▸ Short problem: Can you switch "expand-plus-icon" to "plus-toggle-icon" in the material from its first line through the line holding "789, 289, 869]", inclusive, and give back only those lines with nothing else changed?

# # # # #

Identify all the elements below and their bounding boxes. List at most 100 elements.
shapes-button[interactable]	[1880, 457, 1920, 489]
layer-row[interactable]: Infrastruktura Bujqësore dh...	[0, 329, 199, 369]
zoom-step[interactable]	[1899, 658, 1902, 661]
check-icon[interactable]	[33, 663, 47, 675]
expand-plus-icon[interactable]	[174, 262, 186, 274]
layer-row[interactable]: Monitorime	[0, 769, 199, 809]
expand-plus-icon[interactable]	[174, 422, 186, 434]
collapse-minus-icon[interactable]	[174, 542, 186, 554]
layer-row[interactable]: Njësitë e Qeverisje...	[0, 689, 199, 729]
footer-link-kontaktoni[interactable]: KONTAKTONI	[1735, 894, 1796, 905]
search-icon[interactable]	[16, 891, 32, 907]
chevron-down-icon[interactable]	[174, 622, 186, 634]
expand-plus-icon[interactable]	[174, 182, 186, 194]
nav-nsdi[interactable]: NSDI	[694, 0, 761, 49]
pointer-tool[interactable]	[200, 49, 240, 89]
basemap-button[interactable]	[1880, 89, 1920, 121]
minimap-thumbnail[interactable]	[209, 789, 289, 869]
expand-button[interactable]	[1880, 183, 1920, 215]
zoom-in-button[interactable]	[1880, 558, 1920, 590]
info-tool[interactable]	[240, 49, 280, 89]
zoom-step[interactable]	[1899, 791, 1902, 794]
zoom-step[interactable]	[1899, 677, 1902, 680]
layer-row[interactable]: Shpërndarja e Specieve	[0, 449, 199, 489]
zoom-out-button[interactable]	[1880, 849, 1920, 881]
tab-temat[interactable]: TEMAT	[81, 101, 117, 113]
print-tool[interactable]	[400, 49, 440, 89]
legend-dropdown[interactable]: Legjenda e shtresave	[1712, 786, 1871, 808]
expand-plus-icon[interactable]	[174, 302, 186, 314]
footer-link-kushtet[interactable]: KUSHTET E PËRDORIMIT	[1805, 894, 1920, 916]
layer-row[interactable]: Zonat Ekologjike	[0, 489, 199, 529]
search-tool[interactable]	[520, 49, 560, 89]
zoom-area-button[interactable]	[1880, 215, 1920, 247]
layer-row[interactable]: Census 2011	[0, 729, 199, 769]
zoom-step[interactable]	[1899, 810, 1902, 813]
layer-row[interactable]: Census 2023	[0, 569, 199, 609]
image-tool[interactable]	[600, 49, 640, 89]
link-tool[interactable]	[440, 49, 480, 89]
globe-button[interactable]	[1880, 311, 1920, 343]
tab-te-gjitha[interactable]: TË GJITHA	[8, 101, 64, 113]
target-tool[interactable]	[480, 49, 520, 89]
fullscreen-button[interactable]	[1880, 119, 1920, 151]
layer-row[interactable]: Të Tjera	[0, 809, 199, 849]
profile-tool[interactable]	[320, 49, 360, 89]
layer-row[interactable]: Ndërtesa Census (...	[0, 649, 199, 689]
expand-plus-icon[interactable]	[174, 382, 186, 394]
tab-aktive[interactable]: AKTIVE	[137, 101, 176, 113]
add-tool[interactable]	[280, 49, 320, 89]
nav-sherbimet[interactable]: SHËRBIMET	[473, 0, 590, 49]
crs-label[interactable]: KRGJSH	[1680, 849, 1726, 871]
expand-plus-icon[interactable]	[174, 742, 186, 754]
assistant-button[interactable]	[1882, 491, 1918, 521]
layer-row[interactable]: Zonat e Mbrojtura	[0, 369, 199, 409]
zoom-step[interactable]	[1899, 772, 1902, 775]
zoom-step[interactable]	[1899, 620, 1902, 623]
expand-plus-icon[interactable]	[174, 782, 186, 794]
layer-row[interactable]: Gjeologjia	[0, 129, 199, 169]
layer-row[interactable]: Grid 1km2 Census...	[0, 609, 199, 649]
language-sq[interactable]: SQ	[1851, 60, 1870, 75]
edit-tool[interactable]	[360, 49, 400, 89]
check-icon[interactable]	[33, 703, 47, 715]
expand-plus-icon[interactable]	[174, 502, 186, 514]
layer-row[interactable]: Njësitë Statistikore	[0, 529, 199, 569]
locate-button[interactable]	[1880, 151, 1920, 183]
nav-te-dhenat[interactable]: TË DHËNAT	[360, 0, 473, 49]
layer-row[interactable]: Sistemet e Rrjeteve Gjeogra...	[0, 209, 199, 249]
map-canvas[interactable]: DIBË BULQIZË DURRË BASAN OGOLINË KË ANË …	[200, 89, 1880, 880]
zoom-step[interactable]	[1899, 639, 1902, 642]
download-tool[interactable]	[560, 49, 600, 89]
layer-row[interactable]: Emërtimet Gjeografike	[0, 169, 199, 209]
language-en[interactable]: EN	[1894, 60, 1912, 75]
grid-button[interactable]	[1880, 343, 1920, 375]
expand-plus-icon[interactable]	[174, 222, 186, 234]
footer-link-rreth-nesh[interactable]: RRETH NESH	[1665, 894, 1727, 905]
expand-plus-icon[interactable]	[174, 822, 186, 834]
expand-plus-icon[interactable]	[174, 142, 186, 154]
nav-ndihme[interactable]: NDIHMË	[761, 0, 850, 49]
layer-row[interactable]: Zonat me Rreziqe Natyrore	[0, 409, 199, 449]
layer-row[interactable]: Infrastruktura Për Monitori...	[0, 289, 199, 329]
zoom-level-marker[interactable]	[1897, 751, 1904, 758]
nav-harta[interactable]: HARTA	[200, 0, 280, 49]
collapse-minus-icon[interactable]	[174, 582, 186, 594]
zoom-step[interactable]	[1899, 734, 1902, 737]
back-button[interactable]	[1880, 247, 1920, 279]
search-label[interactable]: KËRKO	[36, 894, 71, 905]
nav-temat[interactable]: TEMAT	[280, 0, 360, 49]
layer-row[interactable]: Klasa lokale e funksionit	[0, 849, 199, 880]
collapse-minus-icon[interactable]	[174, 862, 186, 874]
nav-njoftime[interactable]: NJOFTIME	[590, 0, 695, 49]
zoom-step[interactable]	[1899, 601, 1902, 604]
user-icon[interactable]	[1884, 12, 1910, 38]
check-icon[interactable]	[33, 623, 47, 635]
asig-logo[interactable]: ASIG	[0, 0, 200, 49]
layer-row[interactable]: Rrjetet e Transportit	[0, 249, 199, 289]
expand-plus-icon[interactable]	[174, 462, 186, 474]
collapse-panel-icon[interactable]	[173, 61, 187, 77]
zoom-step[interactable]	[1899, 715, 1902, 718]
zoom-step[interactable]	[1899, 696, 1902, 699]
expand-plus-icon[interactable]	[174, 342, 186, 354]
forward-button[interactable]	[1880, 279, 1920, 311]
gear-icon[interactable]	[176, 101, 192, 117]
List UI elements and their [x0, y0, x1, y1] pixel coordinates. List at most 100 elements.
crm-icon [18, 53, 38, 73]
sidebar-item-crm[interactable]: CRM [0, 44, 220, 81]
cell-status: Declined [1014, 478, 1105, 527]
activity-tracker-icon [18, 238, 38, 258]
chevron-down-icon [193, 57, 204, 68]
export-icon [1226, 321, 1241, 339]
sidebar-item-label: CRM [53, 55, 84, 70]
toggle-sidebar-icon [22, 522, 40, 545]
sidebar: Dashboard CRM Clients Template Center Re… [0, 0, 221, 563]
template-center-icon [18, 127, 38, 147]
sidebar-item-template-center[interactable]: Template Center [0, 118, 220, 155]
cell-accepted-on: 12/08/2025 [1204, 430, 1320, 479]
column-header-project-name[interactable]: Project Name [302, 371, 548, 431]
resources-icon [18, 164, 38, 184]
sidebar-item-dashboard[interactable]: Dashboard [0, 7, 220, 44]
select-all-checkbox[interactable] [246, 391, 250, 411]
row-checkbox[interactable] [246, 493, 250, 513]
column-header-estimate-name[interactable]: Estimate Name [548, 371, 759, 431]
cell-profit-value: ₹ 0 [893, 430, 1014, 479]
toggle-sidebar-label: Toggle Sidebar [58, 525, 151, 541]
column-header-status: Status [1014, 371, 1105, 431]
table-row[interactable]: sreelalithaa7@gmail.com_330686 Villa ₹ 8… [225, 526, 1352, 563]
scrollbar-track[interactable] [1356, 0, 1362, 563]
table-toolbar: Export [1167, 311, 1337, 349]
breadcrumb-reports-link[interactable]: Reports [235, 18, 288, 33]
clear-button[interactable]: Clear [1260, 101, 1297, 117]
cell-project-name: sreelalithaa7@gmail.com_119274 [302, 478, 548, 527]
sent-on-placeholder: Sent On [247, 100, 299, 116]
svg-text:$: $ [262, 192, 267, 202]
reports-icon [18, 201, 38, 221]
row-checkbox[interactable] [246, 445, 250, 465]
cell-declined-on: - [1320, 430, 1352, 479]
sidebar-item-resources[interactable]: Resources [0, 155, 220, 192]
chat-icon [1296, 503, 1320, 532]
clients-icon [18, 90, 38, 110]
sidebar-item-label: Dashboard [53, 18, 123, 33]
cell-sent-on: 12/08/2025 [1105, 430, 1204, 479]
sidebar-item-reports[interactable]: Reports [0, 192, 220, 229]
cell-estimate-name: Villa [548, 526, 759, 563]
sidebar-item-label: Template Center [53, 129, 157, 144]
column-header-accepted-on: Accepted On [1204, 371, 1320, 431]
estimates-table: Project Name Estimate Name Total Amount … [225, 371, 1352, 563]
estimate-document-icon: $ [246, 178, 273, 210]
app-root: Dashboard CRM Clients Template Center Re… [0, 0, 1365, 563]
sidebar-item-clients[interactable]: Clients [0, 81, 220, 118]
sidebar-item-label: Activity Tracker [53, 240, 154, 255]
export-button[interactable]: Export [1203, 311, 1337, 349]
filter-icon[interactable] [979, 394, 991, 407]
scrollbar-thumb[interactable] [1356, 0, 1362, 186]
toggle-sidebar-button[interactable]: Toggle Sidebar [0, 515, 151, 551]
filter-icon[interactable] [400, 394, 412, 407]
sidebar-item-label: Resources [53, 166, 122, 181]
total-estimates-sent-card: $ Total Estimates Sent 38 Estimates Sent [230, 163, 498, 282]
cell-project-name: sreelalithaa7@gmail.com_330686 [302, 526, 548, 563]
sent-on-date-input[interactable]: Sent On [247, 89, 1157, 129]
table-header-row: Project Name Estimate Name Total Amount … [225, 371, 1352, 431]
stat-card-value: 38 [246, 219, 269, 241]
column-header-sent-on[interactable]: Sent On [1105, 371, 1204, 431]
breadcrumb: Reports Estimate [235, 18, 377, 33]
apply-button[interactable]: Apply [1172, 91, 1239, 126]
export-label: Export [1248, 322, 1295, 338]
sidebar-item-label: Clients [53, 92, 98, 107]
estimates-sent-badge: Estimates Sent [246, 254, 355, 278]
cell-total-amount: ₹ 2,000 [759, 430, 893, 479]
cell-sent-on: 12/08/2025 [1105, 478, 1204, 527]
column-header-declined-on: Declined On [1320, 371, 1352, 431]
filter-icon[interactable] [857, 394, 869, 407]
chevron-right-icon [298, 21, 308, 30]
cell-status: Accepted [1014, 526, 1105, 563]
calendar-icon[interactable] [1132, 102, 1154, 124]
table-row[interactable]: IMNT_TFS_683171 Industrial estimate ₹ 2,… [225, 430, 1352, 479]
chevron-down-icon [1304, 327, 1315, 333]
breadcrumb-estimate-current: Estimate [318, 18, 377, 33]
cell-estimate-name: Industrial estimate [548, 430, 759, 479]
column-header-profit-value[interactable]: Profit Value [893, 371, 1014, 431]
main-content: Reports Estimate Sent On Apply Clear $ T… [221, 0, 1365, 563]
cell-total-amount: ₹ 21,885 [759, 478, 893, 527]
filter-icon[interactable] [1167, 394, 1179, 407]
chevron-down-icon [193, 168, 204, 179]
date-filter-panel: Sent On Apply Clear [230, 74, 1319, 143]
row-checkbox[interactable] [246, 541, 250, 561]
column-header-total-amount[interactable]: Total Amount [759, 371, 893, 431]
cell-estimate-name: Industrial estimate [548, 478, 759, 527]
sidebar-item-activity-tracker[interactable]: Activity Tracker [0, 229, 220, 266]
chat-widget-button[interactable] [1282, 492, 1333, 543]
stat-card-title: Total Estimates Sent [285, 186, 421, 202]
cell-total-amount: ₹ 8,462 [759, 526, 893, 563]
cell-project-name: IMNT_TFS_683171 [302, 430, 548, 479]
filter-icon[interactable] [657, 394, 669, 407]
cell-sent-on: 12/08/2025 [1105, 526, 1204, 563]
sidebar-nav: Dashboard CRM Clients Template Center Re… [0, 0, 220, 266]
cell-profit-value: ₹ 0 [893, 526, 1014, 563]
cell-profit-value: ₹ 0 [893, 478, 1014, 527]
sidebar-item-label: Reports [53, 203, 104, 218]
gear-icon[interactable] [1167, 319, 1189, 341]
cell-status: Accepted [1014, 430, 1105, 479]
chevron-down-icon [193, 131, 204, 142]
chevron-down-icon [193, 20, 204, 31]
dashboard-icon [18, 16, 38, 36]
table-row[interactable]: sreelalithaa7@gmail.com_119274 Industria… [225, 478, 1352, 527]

# # # # #

▸ The output:
Identify all the elements below and their bounding boxes. List at most 100 elements.
shapes-button[interactable]	[1880, 457, 1920, 489]
layer-row[interactable]: Infrastruktura Bujqësore dh...	[0, 329, 199, 369]
zoom-step[interactable]	[1899, 658, 1902, 661]
check-icon[interactable]	[33, 663, 47, 675]
plus-toggle-icon[interactable]	[174, 262, 186, 274]
layer-row[interactable]: Monitorime	[0, 769, 199, 809]
plus-toggle-icon[interactable]	[174, 422, 186, 434]
collapse-minus-icon[interactable]	[174, 542, 186, 554]
layer-row[interactable]: Njësitë e Qeverisje...	[0, 689, 199, 729]
footer-link-kontaktoni[interactable]: KONTAKTONI	[1735, 894, 1796, 905]
search-icon[interactable]	[16, 891, 32, 907]
chevron-down-icon[interactable]	[174, 622, 186, 634]
plus-toggle-icon[interactable]	[174, 182, 186, 194]
nav-nsdi[interactable]: NSDI	[694, 0, 761, 49]
pointer-tool[interactable]	[200, 49, 240, 89]
basemap-button[interactable]	[1880, 89, 1920, 121]
minimap-thumbnail[interactable]	[209, 789, 289, 869]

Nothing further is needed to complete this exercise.